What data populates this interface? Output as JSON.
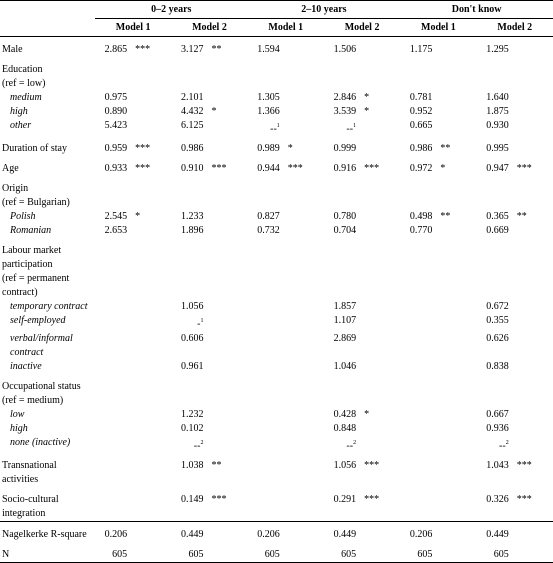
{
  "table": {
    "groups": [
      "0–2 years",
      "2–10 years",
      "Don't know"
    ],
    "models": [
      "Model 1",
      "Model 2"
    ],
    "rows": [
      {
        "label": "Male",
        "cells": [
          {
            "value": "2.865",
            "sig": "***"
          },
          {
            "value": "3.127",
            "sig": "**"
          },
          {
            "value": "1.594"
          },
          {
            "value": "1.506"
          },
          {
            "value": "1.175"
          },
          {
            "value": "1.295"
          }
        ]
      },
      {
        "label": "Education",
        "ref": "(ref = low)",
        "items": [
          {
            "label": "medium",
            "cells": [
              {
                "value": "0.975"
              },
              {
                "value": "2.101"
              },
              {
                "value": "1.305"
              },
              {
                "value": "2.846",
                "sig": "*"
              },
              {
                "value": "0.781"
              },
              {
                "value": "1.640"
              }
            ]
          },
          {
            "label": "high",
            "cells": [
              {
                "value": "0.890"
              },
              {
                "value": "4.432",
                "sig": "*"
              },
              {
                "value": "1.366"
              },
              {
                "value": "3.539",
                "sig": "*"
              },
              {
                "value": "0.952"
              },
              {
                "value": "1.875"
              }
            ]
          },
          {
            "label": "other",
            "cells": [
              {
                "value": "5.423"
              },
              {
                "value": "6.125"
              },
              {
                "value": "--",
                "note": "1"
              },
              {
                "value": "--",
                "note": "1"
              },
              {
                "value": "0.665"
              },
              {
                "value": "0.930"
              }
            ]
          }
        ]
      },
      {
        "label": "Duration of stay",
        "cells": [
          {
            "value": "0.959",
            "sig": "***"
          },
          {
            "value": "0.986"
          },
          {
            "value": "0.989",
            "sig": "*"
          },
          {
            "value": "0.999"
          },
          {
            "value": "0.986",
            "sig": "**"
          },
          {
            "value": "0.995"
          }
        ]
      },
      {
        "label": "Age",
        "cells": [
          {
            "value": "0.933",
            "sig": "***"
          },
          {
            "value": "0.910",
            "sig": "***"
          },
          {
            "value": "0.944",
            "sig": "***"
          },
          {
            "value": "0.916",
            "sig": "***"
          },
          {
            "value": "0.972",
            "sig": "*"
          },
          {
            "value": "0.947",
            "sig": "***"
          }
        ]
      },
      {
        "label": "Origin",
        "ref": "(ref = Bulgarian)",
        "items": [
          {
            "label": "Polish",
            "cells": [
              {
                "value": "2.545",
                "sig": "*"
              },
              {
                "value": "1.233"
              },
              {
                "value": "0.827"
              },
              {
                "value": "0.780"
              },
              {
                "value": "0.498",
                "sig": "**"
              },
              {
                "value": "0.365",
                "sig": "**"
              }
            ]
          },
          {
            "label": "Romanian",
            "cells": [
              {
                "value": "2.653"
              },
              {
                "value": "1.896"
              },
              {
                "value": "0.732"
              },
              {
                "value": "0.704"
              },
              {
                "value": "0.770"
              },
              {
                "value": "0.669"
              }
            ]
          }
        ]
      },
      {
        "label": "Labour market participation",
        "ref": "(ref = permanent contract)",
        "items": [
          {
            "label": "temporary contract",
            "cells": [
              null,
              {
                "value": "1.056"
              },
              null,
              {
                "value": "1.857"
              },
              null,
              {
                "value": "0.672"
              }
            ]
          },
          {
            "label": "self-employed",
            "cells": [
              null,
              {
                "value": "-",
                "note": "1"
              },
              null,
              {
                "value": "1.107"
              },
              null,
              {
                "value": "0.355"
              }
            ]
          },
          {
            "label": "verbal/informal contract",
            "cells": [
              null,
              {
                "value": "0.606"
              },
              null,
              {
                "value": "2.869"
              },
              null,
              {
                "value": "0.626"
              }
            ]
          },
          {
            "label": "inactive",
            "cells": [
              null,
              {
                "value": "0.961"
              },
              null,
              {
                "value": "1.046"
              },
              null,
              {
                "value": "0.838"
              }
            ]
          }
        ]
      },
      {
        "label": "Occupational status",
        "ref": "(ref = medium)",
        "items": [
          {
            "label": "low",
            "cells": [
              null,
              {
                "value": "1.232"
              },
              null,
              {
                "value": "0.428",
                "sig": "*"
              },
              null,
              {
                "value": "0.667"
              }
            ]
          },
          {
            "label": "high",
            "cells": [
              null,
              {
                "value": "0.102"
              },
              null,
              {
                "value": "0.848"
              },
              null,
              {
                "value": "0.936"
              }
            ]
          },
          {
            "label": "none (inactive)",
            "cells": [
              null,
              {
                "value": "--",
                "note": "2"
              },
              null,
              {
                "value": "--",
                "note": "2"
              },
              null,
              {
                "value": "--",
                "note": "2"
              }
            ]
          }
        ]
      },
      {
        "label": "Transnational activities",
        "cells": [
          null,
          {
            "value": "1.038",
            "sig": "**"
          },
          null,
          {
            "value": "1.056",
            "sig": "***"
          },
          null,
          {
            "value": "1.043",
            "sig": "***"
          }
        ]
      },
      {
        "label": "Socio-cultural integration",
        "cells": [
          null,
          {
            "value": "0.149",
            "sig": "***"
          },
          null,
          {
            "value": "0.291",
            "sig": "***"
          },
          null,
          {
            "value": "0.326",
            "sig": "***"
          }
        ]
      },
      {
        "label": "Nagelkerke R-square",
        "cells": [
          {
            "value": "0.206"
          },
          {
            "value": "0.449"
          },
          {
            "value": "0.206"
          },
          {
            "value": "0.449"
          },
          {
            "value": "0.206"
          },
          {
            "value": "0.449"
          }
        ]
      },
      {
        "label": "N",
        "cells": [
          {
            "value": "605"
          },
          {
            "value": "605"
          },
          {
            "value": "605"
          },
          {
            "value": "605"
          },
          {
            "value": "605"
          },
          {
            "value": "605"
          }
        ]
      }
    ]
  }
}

■ ■ ■ ■ ■

— Job —
Please write out all of the material above without changing a word, and omit any pictures.

— Task answer —
What data populates this interface? Output as JSON.
{
  "table": {
    "groups": [
      "0–2 years",
      "2–10 years",
      "Don't know"
    ],
    "models": [
      "Model 1",
      "Model 2"
    ],
    "rows": [
      {
        "label": "Male",
        "cells": [
          {
            "value": "2.865",
            "sig": "***"
          },
          {
            "value": "3.127",
            "sig": "**"
          },
          {
            "value": "1.594"
          },
          {
            "value": "1.506"
          },
          {
            "value": "1.175"
          },
          {
            "value": "1.295"
          }
        ]
      },
      {
        "label": "Education",
        "ref": "(ref = low)",
        "items": [
          {
            "label": "medium",
            "cells": [
              {
                "value": "0.975"
              },
              {
                "value": "2.101"
              },
              {
                "value": "1.305"
              },
              {
                "value": "2.846",
                "sig": "*"
              },
              {
                "value": "0.781"
              },
              {
                "value": "1.640"
              }
            ]
          },
          {
            "label": "high",
            "cells": [
              {
                "value": "0.890"
              },
              {
                "value": "4.432",
                "sig": "*"
              },
              {
                "value": "1.366"
              },
              {
                "value": "3.539",
                "sig": "*"
              },
              {
                "value": "0.952"
              },
              {
                "value": "1.875"
              }
            ]
          },
          {
            "label": "other",
            "cells": [
              {
                "value": "5.423"
              },
              {
                "value": "6.125"
              },
              {
                "value": "--",
                "note": "1"
              },
              {
                "value": "--",
                "note": "1"
              },
              {
                "value": "0.665"
              },
              {
                "value": "0.930"
              }
            ]
          }
        ]
      },
      {
        "label": "Duration of stay",
        "cells": [
          {
            "value": "0.959",
            "sig": "***"
          },
          {
            "value": "0.986"
          },
          {
            "value": "0.989",
            "sig": "*"
          },
          {
            "value": "0.999"
          },
          {
            "value": "0.986",
            "sig": "**"
          },
          {
            "value": "0.995"
          }
        ]
      },
      {
        "label": "Age",
        "cells": [
          {
            "value": "0.933",
            "sig": "***"
          },
          {
            "value": "0.910",
            "sig": "***"
          },
          {
            "value": "0.944",
            "sig": "***"
          },
          {
            "value": "0.916",
            "sig": "***"
          },
          {
            "value": "0.972",
            "sig": "*"
          },
          {
            "value": "0.947",
            "sig": "***"
          }
        ]
      },
      {
        "label": "Origin",
        "ref": "(ref = Bulgarian)",
        "items": [
          {
            "label": "Polish",
            "cells": [
              {
                "value": "2.545",
                "sig": "*"
              },
              {
                "value": "1.233"
              },
              {
                "value": "0.827"
              },
              {
                "value": "0.780"
              },
              {
                "value": "0.498",
                "sig": "**"
              },
              {
                "value": "0.365",
                "sig": "**"
              }
            ]
          },
          {
            "label": "Romanian",
            "cells": [
              {
                "value": "2.653"
              },
              {
                "value": "1.896"
              },
              {
                "value": "0.732"
              },
              {
                "value": "0.704"
              },
              {
                "value": "0.770"
              },
              {
                "value": "0.669"
              }
            ]
          }
        ]
      },
      {
        "label": "Labour market participation",
        "ref": "(ref = permanent contract)",
        "items": [
          {
            "label": "temporary contract",
            "cells": [
              null,
              {
                "value": "1.056"
              },
              null,
              {
                "value": "1.857"
              },
              null,
              {
                "value": "0.672"
              }
            ]
          },
          {
            "label": "self-employed",
            "cells": [
              null,
              {
                "value": "-",
                "note": "1"
              },
              null,
              {
                "value": "1.107"
              },
              null,
              {
                "value": "0.355"
              }
            ]
          },
          {
            "label": "verbal/informal contract",
            "cells": [
              null,
              {
                "value": "0.606"
              },
              null,
              {
                "value": "2.869"
              },
              null,
              {
                "value": "0.626"
              }
            ]
          },
          {
            "label": "inactive",
            "cells": [
              null,
              {
                "value": "0.961"
              },
              null,
              {
                "value": "1.046"
              },
              null,
              {
                "value": "0.838"
              }
            ]
          }
        ]
      },
      {
        "label": "Occupational status",
        "ref": "(ref = medium)",
        "items": [
          {
            "label": "low",
            "cells": [
              null,
              {
                "value": "1.232"
              },
              null,
              {
                "value": "0.428",
                "sig": "*"
              },
              null,
              {
                "value": "0.667"
              }
            ]
          },
          {
            "label": "high",
            "cells": [
              null,
              {
                "value": "0.102"
              },
              null,
              {
                "value": "0.848"
              },
              null,
              {
                "value": "0.936"
              }
            ]
          },
          {
            "label": "none (inactive)",
            "cells": [
              null,
              {
                "value": "--",
                "note": "2"
              },
              null,
              {
                "value": "--",
                "note": "2"
              },
              null,
              {
                "value": "--",
                "note": "2"
              }
            ]
          }
        ]
      },
      {
        "label": "Transnational activities",
        "cells": [
          null,
          {
            "value": "1.038",
            "sig": "**"
          },
          null,
          {
            "value": "1.056",
            "sig": "***"
          },
          null,
          {
            "value": "1.043",
            "sig": "***"
          }
        ]
      },
      {
        "label": "Socio-cultural integration",
        "cells": [
          null,
          {
            "value": "0.149",
            "sig": "***"
          },
          null,
          {
            "value": "0.291",
            "sig": "***"
          },
          null,
          {
            "value": "0.326",
            "sig": "***"
          }
        ]
      },
      {
        "label": "Nagelkerke R-square",
        "cells": [
          {
            "value": "0.206"
          },
          {
            "value": "0.449"
          },
          {
            "value": "0.206"
          },
          {
            "value": "0.449"
          },
          {
            "value": "0.206"
          },
          {
            "value": "0.449"
          }
        ]
      },
      {
        "label": "N",
        "cells": [
          {
            "value": "605"
          },
          {
            "value": "605"
          },
          {
            "value": "605"
          },
          {
            "value": "605"
          },
          {
            "value": "605"
          },
          {
            "value": "605"
          }
        ]
      }
    ]
  }
}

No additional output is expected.